» **PROBLEM TO WORK ON**:
Give the listing again in full, exactly as written.

****************

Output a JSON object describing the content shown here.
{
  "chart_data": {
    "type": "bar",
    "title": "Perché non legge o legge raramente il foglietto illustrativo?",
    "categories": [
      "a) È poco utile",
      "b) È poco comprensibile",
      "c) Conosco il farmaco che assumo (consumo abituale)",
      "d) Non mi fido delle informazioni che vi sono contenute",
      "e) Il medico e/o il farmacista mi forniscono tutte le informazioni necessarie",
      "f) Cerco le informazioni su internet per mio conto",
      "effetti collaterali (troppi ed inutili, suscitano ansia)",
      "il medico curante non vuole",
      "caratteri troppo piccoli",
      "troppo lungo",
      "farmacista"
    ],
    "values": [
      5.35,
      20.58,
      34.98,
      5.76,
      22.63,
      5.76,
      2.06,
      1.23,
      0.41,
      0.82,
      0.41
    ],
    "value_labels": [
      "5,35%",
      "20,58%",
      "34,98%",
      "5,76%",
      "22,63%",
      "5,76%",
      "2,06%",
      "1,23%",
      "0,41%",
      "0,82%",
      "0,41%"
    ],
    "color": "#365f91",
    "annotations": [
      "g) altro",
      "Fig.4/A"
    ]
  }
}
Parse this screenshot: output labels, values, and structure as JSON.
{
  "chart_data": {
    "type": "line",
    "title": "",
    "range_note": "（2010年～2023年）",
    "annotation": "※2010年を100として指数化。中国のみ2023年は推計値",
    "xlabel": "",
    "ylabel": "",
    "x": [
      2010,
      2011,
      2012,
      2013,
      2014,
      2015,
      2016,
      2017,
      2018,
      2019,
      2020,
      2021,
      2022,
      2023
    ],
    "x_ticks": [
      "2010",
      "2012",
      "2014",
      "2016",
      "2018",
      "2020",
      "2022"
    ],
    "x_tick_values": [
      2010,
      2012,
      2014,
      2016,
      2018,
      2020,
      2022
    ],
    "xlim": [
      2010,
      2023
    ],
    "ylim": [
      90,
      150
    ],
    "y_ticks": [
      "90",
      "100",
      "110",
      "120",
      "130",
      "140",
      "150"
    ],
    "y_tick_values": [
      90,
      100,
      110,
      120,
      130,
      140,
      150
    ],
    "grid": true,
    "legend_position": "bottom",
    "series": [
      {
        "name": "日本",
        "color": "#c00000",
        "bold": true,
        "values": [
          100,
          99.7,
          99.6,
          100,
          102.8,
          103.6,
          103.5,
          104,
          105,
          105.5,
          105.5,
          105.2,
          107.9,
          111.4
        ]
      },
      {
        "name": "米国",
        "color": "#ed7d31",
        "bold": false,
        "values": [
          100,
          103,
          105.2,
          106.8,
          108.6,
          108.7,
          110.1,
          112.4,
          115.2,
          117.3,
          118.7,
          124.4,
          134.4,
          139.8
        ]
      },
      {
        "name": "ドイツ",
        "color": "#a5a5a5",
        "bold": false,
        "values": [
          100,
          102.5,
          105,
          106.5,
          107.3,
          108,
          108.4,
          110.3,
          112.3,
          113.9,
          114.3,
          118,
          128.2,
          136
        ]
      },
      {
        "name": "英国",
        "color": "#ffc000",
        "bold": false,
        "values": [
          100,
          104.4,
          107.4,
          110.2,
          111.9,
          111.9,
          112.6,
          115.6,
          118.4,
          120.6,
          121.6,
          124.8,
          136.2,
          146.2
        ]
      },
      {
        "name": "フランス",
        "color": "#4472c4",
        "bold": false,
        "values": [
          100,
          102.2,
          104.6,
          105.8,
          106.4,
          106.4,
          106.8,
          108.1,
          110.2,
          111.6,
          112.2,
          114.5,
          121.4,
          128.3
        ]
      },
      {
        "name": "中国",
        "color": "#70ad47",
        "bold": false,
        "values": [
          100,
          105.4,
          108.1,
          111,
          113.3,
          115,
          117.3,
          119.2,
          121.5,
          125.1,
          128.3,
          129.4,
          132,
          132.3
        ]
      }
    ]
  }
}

****************

» **CORRECT ANSWER**:
Output a JSON object describing the content shown here.
{
  "chart_data": {
    "type": "bar",
    "title": "Perché non legge o legge raramente il foglietto illustrativo?",
    "categories": [
      "a) È poco utile",
      "b) È poco comprensibile",
      "c) Conosco il farmaco che assumo (consumo abituale)",
      "d) Non mi fido delle informazioni che vi sono contenute",
      "e) Il medico e/o il farmacista mi forniscono tutte le informazioni necessarie",
      "f) Cerco le informazioni su internet per mio conto",
      "effetti collaterali (troppi ed inutili, suscitano ansia)",
      "il medico curante non vuole",
      "caratteri troppo piccoli",
      "troppo lungo",
      "farmacista"
    ],
    "values": [
      5.35,
      20.58,
      34.98,
      5.76,
      22.63,
      5.76,
      2.06,
      1.23,
      0.41,
      0.82,
      0.41
    ],
    "value_labels": [
      "5,35%",
      "20,58%",
      "34,98%",
      "5,76%",
      "22,63%",
      "5,76%",
      "2,06%",
      "1,23%",
      "0,41%",
      "0,82%",
      "0,41%"
    ],
    "color": "#365f91",
    "annotations": [
      "g) altro",
      "Fig.4/A"
    ]
  }
}
Parse this screenshot: output labels, values, and structure as JSON.
{
  "chart_data": {
    "type": "line",
    "title": "",
    "range_note": "（2010年～2023年）",
    "annotation": "※2010年を100として指数化。中国のみ2023年は推計値",
    "xlabel": "",
    "ylabel": "",
    "x": [
      2010,
      2011,
      2012,
      2013,
      2014,
      2015,
      2016,
      2017,
      2018,
      2019,
      2020,
      2021,
      2022,
      2023
    ],
    "x_ticks": [
      "2010",
      "2012",
      "2014",
      "2016",
      "2018",
      "2020",
      "2022"
    ],
    "x_tick_values": [
      2010,
      2012,
      2014,
      2016,
      2018,
      2020,
      2022
    ],
    "xlim": [
      2010,
      2023
    ],
    "ylim": [
      90,
      150
    ],
    "y_ticks": [
      "90",
      "100",
      "110",
      "120",
      "130",
      "140",
      "150"
    ],
    "y_tick_values": [
      90,
      100,
      110,
      120,
      130,
      140,
      150
    ],
    "grid": true,
    "legend_position": "bottom",
    "series": [
      {
        "name": "日本",
        "color": "#c00000",
        "bold": true,
        "values": [
          100,
          99.7,
          99.6,
          100,
          102.8,
          103.6,
          103.5,
          104,
          105,
          105.5,
          105.5,
          105.2,
          107.9,
          111.4
        ]
      },
      {
        "name": "米国",
        "color": "#ed7d31",
        "bold": false,
        "values": [
          100,
          103,
          105.2,
          106.8,
          108.6,
          108.7,
          110.1,
          112.4,
          115.2,
          117.3,
          118.7,
          124.4,
          134.4,
          139.8
        ]
      },
      {
        "name": "ドイツ",
        "color": "#a5a5a5",
        "bold": false,
        "values": [
          100,
          102.5,
          105,
          106.5,
          107.3,
          108,
          108.4,
          110.3,
          112.3,
          113.9,
          114.3,
          118,
          128.2,
          136
        ]
      },
      {
        "name": "英国",
        "color": "#ffc000",
        "bold": false,
        "values": [
          100,
          104.4,
          107.4,
          110.2,
          111.9,
          111.9,
          112.6,
          115.6,
          118.4,
          120.6,
          121.6,
          124.8,
          136.2,
          146.2
        ]
      },
      {
        "name": "フランス",
        "color": "#4472c4",
        "bold": false,
        "values": [
          100,
          102.2,
          104.6,
          105.8,
          106.4,
          106.4,
          106.8,
          108.1,
          110.2,
          111.6,
          112.2,
          114.5,
          121.4,
          128.3
        ]
      },
      {
        "name": "中国",
        "color": "#70ad47",
        "bold": false,
        "values": [
          100,
          105.4,
          108.1,
          111,
          113.3,
          115,
          117.3,
          119.2,
          121.5,
          125.1,
          128.3,
          129.4,
          132,
          132.3
        ]
      }
    ]
  }
}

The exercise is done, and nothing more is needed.